◆ Instructions for the task:
Set down the records that follow in full and without changes.

◆ Material to process:
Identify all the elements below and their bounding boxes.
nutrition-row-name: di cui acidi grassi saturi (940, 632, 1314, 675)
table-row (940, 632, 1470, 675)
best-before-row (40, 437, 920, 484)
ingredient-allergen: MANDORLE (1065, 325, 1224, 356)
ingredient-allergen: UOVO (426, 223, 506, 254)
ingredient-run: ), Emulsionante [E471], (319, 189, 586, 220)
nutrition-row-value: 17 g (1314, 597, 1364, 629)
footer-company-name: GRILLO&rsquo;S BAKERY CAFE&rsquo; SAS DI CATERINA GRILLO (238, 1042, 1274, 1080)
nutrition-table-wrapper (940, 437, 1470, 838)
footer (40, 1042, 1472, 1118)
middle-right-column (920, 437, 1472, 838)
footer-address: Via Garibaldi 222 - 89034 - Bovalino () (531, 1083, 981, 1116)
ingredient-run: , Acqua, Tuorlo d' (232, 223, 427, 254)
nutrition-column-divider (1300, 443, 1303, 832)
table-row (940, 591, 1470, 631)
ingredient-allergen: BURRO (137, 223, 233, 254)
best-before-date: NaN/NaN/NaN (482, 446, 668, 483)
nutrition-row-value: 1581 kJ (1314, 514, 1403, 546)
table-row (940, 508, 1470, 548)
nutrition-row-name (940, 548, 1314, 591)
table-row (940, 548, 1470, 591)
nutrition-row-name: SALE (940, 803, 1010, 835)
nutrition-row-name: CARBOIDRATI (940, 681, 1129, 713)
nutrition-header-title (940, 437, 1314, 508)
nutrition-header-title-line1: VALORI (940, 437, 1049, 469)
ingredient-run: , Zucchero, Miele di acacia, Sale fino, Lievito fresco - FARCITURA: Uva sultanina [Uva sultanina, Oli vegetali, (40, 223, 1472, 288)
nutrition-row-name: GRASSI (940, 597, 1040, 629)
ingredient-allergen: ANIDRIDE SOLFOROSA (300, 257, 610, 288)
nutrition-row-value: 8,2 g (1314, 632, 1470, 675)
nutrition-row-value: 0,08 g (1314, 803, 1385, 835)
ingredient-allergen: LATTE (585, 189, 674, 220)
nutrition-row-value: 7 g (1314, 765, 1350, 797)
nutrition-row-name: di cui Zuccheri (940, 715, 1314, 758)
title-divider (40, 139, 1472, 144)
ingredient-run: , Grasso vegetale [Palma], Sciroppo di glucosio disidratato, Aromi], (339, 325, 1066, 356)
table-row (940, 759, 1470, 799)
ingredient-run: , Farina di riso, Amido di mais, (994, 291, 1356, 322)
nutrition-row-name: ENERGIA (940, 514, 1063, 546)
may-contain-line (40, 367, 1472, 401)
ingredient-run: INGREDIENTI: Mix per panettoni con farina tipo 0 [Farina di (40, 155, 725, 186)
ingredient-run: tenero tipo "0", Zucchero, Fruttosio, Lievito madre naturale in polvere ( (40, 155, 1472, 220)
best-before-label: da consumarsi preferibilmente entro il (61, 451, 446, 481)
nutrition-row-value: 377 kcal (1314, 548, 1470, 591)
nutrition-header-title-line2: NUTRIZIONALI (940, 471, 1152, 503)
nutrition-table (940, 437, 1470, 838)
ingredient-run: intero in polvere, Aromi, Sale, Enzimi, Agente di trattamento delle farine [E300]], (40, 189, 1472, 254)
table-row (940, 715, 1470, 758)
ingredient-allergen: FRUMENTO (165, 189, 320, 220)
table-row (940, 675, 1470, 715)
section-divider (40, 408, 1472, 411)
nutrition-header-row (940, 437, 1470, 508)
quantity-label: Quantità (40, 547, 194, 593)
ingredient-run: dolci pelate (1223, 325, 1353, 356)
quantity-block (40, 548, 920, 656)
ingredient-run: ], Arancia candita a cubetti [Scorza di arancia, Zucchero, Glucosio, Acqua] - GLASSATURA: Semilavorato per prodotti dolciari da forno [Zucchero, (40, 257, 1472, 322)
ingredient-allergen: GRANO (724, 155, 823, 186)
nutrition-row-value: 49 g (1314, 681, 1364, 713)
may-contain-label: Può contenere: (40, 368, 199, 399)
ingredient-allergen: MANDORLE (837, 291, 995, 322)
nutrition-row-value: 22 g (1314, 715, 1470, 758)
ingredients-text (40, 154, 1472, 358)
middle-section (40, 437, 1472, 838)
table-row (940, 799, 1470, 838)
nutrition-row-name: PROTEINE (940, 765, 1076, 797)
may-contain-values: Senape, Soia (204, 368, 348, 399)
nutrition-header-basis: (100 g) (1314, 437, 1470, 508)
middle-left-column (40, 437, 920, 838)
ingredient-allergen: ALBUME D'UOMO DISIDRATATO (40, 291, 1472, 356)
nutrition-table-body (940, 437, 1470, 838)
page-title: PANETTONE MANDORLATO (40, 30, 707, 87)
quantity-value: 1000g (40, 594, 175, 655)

◆ Solution to this exercise:
Identify all the elements below and their bounding boxes.
nutrition-row-name: di cui acidi grassi saturi (940, 632, 1314, 675)
table-row (940, 632, 1470, 675)
best-before-row (40, 437, 920, 484)
ingredient-allergen: MANDORLE (1065, 325, 1224, 356)
ingredient-allergen: UOVO (426, 223, 506, 254)
ingredient-run: ), Emulsionante [E471], (319, 189, 586, 220)
nutrition-row-value: 17 g (1314, 597, 1364, 629)
footer-company-name: GRILLO&rsquo;S BAKERY CAFE&rsquo; SAS DI CATERINA GRILLO (238, 1042, 1274, 1080)
nutrition-table-wrapper (940, 437, 1470, 838)
footer (40, 1042, 1472, 1118)
middle-right-column (920, 437, 1472, 838)
footer-address: Via Garibaldi 222 - 89034 - Bovalino () (531, 1083, 981, 1116)
ingredient-run: , Acqua, Tuorlo d' (232, 223, 427, 254)
nutrition-column-divider (1300, 443, 1303, 832)
table-row (940, 591, 1470, 631)
ingredient-allergen: BURRO (137, 223, 233, 254)
best-before-date: NaN/NaN/NaN (482, 446, 668, 483)
nutrition-row-value: 1581 kJ (1314, 514, 1403, 546)
table-row (940, 508, 1470, 548)
nutrition-row-name (940, 548, 1314, 591)
table-row (940, 548, 1470, 591)
nutrition-row-name: SALE (940, 803, 1010, 835)
nutrition-row-name: CARBOIDRATI (940, 681, 1129, 713)
nutrition-header-title (940, 437, 1314, 508)
nutrition-header-title-line1: VALORI (940, 437, 1049, 469)
ingredient-run: , Zucchero, Miele di acacia, Sale fino, Lievito fresco - FARCITURA: Uva sultanina [Uva sultanina, Oli vegetali, (40, 223, 1472, 288)
nutrition-row-name: GRASSI (940, 597, 1040, 629)
ingredient-allergen: ANIDRIDE SOLFOROSA (300, 257, 610, 288)
nutrition-row-value: 8,2 g (1314, 632, 1470, 675)
nutrition-row-value: 0,08 g (1314, 803, 1385, 835)
ingredient-allergen: LATTE (585, 189, 674, 220)
nutrition-row-value: 7 g (1314, 765, 1350, 797)
nutrition-row-name: di cui Zuccheri (940, 715, 1314, 758)
title-divider (40, 139, 1472, 144)
ingredient-run: , Grasso vegetale [Palma], Sciroppo di glucosio disidratato, Aromi], (339, 325, 1066, 356)
table-row (940, 759, 1470, 799)
ingredient-run: , Farina di riso, Amido di mais, (994, 291, 1356, 322)
nutrition-row-name: ENERGIA (940, 514, 1063, 546)
may-contain-line (40, 367, 1472, 401)
ingredient-run: INGREDIENTI: Mix per panettoni con farina tipo 0 [Farina di (40, 155, 725, 186)
ingredient-run: tenero tipo "0", Zucchero, Fruttosio, Lievito madre naturale in polvere ( (40, 155, 1472, 220)
best-before-label: da consumarsi preferibilmente entro il (61, 451, 446, 481)
nutrition-row-value: 377 kcal (1314, 548, 1470, 591)
nutrition-header-title-line2: NUTRIZIONALI (940, 471, 1152, 503)
nutrition-table (940, 437, 1470, 838)
ingredient-run: intero in polvere, Aromi, Sale, Enzimi, Agente di trattamento delle farine [E300]], (40, 189, 1472, 254)
table-row (940, 715, 1470, 758)
ingredient-allergen: FRUMENTO (165, 189, 320, 220)
table-row (940, 675, 1470, 715)
section-divider (40, 408, 1472, 411)
nutrition-header-row (940, 437, 1470, 508)
quantity-label: Quantità (40, 547, 194, 593)
ingredient-run: dolci pelate (1223, 325, 1353, 356)
quantity-block (40, 548, 920, 656)
ingredient-run: ], Arancia candita a cubetti [Scorza di arancia, Zucchero, Glucosio, Acqua] - GLASSATURA: Semilavorato per prodotti dolciari da forno [Zucchero, (40, 257, 1472, 322)
ingredient-allergen: GRANO (724, 155, 823, 186)
nutrition-row-value: 49 g (1314, 681, 1364, 713)
may-contain-label: Può contenere: (40, 368, 199, 399)
ingredient-allergen: MANDORLE (837, 291, 995, 322)
nutrition-row-value: 22 g (1314, 715, 1470, 758)
ingredients-text (40, 154, 1472, 358)
middle-section (40, 437, 1472, 838)
table-row (940, 799, 1470, 838)
nutrition-row-name: PROTEINE (940, 765, 1076, 797)
may-contain-values: Senape, Soia (204, 368, 348, 399)
nutrition-header-basis: (100 g) (1314, 437, 1470, 508)
middle-left-column (40, 437, 920, 838)
ingredient-allergen: ALBUME D'UOMO DISIDRATATO (40, 291, 1472, 356)
nutrition-table-body (940, 437, 1470, 838)
page-title: PANETTONE MANDORLATO (40, 30, 707, 87)
quantity-value: 1000g (40, 594, 175, 655)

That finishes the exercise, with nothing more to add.